==== Source document ====
Nevertheless, to be able to generate insights that influence vehicle design, the data needs to get bigger. Meaning, companies should gather data from hundreds and thousands of vehicles across user types, fleets, and regions.
For this to happen, fleets and their drivers should choose to let their data be aggregated and analyzed. A few TSPs, fleet management information systems providers, and third parties offer fleets the option to release their data to the provider.
Vehicle data monetization – 4 practical use cases
All cases of data collection in a vehicle can be potentially turned into a benefit concerning one of these three areas:
- Generating revenue
- Reducing costs
- Increasing safety & security
Data monetization can be based on one or a combination of activities from different areas. Currently, revenue data is frequently generated by selling new functionalities and services in the automotive market. Typically, they are directly linked to the vehicle and are aimed at the driver (direct monetization).
With the deployment of a massive number of sensors, the future of the car will know and read the driver’s needs. Hence, such vehicles can be used for tailored advertising. And the third way of generating income is by selling data to advertising companies, which will further use it to promote third-party brands. Nevertheless, this business model for data monetization causes the most distrust among consumers.
Below, we look at a few of CloudMade’s use cases that leverage data.
1. Micro-targeted service
Being able to enter the car wash without waiting in line, and a suggestion where you can find free parking space. Who wouldn’t take advantage of such opportunities in bustling cities for a small charge or exchange their vehicle’s registration number? Our solutions suggest third-party in-app services, like a car wash and parking based on customer purchases and affinities.
====
Assigned task 1: In the vehicle data monetization passage, which business model for data monetization causes the most distrust among consumers?
Assigned task 2: Pick up the vehicle data monetization passage after its last sentence and keep writing.
The rows below are separate material with no connection to the vehicle data monetization passage.
==== Material shown ====
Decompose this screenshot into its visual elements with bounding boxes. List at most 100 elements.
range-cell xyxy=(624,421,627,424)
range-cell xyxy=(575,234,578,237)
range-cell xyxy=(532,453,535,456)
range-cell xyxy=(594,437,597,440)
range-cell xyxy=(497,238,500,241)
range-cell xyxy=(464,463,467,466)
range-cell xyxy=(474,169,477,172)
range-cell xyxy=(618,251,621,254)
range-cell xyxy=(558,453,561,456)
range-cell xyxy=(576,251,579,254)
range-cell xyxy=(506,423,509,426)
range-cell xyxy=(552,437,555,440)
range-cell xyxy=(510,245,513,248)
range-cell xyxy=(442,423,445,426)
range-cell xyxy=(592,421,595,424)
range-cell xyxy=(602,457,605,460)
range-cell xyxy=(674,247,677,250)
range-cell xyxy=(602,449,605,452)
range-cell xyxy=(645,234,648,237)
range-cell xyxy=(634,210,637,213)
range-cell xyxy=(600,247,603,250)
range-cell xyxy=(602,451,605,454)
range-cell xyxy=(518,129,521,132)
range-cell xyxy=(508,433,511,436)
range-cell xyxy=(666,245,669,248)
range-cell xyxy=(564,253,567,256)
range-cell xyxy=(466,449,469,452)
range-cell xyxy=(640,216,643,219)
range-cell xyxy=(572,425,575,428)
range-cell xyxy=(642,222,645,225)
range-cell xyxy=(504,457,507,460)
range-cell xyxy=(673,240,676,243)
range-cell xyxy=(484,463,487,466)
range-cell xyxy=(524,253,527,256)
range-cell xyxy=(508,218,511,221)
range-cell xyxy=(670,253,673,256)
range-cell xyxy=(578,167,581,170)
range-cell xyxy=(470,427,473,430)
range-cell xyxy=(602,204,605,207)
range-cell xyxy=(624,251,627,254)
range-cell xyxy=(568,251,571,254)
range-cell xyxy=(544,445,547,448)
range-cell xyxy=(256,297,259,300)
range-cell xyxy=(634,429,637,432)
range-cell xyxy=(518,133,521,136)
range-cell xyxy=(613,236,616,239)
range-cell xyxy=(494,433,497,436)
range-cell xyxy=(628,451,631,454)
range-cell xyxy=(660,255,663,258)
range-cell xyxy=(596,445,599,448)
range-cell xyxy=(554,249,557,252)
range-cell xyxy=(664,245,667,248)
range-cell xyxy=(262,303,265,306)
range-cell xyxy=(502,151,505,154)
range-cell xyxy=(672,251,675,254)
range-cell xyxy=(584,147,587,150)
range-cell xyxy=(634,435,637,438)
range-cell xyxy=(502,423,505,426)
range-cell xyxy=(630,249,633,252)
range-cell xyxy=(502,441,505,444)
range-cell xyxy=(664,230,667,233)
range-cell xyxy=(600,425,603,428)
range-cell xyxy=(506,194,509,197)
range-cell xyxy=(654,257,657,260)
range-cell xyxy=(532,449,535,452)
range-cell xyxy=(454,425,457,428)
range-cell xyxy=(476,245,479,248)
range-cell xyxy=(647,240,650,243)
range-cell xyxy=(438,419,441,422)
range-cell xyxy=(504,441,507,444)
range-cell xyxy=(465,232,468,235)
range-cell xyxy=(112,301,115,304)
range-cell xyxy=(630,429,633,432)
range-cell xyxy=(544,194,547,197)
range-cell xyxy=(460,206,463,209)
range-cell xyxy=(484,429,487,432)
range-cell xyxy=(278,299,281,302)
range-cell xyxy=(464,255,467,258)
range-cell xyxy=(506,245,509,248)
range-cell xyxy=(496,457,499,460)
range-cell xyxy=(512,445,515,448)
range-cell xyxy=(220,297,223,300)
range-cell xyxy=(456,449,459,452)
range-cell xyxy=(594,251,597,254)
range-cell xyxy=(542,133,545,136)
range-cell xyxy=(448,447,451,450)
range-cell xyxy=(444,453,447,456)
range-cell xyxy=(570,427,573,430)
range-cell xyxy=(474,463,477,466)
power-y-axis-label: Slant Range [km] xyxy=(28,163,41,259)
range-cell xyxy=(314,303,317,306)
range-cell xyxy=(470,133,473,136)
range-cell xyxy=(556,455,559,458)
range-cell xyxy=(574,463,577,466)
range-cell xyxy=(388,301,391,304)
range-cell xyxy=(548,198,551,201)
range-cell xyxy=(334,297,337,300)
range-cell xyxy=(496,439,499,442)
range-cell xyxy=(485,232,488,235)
====
Answer section 1: Selling data to advertising companies, which then use it to promote third-party brands.

Answer section 2:
2. Insurance risk optimization
Who wouldn’t prefer paying less for vehicle insurance? Our system analyses driver behavior while driving and habits, evaluating them according to the regulations to tune individual pricing and negotiate bundled pricing with providers.
3. App-mobility predictions
Think options that simplify commute tasks like real-time road traffic updates, navigation shortcuts, nearby filling stations recommendations, current fuel prices, etc. And all that through voice commands and questions you ask while driving.
4. Predictive maintenance
As a car becomes much like a smartphone that gets new functions every now and then, it becomes an ideal platform for advertising activities. Particularly systems that analyze vehicle usage and health over the lifecycle and predict optimal times for servicing and maintenance.
Connected and autonomous vehicles create new business opportunities for data monetization. Nevertheless, strategic partnerships become crucial for OEMs due to organizational, technological, social, and regulatory issues.
Players in the car data monetization market have already started collaborating with entities like public institutions, high-tech suppliers, and customers.
Communicating the value of shared data to consumers is the first step to vehicle data monetization. Once this is done, automotive market players will have to abide by the following rules of car data monetization.
- Ensure transparency in data usage.
- Offer customers an option to choose what is shared and state the purposes clearly.
- Provide customers access to the gathered data.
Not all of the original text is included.